#### Work to complete:
In the listing below, pick out lines with "JSON".

#### Supplied records:
+===+
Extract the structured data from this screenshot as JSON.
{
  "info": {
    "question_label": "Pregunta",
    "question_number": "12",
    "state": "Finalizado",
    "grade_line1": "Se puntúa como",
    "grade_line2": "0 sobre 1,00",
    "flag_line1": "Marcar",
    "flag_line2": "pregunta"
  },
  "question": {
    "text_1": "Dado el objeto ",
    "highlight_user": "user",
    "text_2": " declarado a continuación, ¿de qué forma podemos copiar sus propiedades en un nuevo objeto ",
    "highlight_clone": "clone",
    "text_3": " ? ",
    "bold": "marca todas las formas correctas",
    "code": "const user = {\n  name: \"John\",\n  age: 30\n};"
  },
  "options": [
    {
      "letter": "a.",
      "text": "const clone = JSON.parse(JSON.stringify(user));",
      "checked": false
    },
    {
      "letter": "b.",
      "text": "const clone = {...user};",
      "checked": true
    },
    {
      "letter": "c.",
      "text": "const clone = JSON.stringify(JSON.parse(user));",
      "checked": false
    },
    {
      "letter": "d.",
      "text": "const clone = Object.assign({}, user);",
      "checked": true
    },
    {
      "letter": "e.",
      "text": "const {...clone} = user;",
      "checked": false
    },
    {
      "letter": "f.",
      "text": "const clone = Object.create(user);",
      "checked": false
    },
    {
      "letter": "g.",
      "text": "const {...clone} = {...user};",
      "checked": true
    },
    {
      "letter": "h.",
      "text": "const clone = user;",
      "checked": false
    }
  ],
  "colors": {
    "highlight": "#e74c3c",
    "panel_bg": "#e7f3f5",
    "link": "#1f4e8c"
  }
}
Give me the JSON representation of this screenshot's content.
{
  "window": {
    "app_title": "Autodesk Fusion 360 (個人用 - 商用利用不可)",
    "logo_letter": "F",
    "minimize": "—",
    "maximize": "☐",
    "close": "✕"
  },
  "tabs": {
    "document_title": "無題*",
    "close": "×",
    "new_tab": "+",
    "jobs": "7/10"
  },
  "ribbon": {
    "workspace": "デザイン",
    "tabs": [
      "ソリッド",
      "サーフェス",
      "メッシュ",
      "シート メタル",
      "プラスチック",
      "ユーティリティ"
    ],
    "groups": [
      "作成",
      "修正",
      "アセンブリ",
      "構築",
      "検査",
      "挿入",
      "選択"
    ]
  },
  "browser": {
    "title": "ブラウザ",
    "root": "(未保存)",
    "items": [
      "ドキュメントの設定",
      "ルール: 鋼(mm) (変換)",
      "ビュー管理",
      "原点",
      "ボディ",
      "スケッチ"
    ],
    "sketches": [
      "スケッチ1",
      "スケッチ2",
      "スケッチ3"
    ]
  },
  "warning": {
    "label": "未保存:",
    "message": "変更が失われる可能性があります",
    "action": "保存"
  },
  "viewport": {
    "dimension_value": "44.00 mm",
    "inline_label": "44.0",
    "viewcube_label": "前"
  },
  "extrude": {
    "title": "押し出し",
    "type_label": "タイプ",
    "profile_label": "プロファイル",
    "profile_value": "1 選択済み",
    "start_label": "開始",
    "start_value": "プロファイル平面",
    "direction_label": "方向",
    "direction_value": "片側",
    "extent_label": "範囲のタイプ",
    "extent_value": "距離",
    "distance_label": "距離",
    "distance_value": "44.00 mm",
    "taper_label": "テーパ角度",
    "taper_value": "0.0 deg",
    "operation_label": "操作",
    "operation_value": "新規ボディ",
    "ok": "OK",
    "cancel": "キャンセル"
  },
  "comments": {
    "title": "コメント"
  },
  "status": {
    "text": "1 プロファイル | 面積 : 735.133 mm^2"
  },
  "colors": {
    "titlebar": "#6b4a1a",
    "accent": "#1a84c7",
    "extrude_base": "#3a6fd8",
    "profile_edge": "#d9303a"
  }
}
+===+
#### Response below:
Extract the structured data from this screenshot as JSON.
      "text": "const clone = JSON.parse(JSON.stringify(user));",
      "text": "const clone = JSON.stringify(JSON.parse(user));",
Give me the JSON representation of this screenshot's content.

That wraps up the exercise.